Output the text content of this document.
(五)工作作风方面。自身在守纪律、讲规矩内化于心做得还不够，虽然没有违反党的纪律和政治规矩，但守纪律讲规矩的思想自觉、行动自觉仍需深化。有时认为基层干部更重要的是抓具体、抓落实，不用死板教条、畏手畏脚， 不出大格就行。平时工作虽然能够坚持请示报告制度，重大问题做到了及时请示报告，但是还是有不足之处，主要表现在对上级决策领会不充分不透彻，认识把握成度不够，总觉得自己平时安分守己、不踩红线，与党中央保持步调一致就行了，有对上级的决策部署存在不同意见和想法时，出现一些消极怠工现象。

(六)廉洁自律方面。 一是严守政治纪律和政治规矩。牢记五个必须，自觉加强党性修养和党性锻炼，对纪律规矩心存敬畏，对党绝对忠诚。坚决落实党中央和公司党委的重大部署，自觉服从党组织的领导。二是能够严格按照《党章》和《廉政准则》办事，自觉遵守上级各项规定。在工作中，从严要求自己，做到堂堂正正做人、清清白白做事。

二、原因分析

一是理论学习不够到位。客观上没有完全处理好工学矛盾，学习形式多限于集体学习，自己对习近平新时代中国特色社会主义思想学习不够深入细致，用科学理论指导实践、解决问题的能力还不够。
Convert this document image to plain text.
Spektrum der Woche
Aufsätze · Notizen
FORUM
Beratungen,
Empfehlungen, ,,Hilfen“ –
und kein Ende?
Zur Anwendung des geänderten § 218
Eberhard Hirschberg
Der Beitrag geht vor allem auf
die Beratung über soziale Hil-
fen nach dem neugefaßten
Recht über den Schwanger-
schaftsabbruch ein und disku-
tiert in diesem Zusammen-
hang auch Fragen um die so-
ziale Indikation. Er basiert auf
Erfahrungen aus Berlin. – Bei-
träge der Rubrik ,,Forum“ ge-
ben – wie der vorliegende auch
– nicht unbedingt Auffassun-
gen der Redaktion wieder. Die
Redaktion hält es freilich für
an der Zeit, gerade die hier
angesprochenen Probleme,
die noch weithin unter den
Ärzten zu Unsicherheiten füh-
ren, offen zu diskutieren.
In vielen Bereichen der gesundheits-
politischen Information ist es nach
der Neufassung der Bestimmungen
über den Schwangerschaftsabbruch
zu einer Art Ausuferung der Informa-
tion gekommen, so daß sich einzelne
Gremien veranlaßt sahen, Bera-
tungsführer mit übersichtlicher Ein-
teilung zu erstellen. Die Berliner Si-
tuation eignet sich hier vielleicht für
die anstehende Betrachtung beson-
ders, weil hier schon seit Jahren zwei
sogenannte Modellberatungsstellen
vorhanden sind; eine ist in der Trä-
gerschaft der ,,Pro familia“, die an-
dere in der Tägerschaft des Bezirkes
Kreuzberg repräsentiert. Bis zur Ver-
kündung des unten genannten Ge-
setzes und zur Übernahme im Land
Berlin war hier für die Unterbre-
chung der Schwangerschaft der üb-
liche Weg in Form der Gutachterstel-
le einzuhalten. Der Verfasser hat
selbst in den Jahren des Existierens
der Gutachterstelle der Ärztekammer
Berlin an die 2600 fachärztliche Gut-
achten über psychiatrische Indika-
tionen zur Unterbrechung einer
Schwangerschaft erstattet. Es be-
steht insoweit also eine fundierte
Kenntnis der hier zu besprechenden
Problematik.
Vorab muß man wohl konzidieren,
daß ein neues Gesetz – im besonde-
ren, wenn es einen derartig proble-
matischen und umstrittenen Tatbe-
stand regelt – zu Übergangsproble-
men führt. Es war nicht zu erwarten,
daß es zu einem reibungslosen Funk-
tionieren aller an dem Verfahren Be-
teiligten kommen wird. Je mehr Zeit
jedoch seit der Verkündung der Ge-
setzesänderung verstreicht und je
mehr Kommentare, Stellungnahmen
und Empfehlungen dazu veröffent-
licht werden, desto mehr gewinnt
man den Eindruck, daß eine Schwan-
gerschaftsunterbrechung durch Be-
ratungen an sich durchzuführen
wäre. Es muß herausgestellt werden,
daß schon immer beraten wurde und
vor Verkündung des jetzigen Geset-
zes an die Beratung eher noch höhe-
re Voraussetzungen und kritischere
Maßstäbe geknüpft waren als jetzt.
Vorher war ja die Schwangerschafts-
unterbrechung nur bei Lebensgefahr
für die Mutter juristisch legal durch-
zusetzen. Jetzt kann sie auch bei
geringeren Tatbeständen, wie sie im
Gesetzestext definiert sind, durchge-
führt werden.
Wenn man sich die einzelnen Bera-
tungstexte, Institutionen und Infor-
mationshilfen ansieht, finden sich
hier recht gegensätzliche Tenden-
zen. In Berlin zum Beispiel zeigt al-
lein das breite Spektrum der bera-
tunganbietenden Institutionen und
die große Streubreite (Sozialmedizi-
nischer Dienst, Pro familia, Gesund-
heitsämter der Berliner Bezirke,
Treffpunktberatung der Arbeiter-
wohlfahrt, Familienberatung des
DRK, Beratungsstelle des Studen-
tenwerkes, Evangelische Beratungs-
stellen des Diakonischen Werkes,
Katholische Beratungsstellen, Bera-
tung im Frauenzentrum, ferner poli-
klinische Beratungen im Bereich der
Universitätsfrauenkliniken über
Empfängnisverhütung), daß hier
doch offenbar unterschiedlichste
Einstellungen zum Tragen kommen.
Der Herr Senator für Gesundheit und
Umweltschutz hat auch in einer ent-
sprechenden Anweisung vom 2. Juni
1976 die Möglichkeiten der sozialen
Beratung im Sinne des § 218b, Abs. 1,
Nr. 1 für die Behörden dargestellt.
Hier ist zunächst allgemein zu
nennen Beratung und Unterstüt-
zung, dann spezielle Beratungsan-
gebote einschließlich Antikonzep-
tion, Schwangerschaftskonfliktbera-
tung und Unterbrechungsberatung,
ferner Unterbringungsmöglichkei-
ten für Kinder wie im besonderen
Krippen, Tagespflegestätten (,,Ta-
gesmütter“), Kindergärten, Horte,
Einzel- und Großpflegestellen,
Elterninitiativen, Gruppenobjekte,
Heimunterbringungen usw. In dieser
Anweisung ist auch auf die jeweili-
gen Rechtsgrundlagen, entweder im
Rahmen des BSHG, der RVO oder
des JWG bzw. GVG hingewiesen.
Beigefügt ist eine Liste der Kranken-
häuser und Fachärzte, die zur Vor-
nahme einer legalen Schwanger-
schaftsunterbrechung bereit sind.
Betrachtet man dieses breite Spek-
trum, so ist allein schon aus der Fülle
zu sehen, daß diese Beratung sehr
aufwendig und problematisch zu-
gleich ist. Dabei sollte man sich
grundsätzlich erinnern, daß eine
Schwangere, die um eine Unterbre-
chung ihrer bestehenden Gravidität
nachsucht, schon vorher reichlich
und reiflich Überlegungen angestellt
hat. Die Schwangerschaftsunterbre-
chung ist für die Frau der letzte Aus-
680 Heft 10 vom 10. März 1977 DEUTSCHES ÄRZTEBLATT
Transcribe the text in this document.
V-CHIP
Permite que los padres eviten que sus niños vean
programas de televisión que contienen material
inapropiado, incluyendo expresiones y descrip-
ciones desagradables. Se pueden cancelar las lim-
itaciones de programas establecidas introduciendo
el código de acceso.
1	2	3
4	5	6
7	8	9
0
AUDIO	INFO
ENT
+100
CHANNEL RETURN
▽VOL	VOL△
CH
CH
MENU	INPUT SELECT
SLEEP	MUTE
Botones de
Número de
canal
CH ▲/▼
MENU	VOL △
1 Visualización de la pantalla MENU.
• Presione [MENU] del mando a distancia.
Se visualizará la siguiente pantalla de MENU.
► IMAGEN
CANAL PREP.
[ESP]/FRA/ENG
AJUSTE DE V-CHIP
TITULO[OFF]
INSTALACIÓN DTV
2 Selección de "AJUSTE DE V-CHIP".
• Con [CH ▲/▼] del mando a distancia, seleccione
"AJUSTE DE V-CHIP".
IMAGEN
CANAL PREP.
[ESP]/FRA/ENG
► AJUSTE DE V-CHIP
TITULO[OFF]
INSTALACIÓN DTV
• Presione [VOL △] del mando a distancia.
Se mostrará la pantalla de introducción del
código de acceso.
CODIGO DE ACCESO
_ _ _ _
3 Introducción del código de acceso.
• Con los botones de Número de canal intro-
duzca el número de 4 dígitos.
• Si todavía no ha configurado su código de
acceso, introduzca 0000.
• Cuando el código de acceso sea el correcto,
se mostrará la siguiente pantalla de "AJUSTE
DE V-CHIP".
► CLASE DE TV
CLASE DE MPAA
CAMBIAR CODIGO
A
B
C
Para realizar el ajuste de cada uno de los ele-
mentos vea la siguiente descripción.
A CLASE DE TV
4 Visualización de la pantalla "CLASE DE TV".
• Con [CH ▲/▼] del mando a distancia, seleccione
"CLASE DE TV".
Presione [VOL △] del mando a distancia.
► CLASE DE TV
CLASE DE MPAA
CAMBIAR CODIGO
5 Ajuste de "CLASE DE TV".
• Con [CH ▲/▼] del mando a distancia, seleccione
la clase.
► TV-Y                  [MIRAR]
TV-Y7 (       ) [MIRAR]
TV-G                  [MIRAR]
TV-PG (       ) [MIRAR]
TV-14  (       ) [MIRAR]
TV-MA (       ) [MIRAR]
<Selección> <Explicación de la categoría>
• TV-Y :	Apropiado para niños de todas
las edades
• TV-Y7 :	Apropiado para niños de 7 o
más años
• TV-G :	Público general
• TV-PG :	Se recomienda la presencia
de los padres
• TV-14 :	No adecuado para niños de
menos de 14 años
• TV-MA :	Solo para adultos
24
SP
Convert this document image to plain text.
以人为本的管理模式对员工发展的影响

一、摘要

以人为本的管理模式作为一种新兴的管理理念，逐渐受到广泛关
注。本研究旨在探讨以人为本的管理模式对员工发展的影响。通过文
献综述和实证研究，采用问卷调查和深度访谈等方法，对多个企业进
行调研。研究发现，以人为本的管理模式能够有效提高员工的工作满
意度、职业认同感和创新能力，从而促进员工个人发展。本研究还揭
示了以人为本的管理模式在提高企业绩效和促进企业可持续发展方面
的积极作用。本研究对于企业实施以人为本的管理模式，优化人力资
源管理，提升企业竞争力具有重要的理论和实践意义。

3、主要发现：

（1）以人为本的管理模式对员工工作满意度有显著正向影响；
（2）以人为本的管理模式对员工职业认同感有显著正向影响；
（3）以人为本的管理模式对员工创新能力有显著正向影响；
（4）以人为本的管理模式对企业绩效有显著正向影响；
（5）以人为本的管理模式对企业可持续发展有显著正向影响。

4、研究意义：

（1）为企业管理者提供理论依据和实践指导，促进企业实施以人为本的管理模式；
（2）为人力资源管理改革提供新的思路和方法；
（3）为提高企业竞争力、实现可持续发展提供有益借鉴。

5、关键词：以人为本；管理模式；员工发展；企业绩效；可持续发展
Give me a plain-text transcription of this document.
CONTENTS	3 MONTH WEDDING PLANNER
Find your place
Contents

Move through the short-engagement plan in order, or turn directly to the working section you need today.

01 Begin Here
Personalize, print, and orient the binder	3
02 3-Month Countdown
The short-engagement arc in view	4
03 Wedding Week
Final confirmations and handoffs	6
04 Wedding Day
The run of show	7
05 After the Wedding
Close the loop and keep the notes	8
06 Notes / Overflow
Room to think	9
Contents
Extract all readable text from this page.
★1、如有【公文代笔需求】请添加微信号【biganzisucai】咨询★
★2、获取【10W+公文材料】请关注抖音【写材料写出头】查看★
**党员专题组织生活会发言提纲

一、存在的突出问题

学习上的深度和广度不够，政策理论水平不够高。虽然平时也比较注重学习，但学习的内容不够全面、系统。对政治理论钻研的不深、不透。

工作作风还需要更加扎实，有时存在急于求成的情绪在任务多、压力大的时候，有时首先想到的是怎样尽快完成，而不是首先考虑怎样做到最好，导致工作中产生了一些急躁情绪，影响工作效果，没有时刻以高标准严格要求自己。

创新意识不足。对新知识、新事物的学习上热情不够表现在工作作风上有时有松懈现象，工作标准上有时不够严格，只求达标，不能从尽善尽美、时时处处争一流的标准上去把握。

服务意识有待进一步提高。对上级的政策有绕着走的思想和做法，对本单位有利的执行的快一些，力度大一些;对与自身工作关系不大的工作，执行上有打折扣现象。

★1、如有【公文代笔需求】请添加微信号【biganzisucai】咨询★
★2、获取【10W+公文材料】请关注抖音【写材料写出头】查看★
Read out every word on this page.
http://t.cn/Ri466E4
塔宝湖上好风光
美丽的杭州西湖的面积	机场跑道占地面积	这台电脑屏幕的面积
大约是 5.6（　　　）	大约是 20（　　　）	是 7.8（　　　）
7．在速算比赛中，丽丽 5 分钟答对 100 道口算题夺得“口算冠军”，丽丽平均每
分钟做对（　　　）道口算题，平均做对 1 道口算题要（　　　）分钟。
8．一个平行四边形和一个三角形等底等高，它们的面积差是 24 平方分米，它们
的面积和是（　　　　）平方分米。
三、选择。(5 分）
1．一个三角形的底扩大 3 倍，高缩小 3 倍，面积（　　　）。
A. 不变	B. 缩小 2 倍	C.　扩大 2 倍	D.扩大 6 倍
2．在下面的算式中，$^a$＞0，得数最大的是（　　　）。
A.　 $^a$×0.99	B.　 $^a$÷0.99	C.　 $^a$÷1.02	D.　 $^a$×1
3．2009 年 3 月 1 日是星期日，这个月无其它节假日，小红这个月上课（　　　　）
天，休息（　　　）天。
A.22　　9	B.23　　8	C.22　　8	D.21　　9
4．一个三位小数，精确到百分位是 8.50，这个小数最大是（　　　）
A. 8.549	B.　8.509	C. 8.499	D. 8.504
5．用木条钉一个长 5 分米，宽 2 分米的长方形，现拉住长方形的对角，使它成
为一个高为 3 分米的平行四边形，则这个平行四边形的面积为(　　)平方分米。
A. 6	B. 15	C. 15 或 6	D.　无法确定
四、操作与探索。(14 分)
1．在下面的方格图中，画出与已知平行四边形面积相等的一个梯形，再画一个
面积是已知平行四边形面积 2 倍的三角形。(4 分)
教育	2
::::
List every line in the records above that contains the word "padres".

Permite que los padres eviten que sus niños vean
de los padres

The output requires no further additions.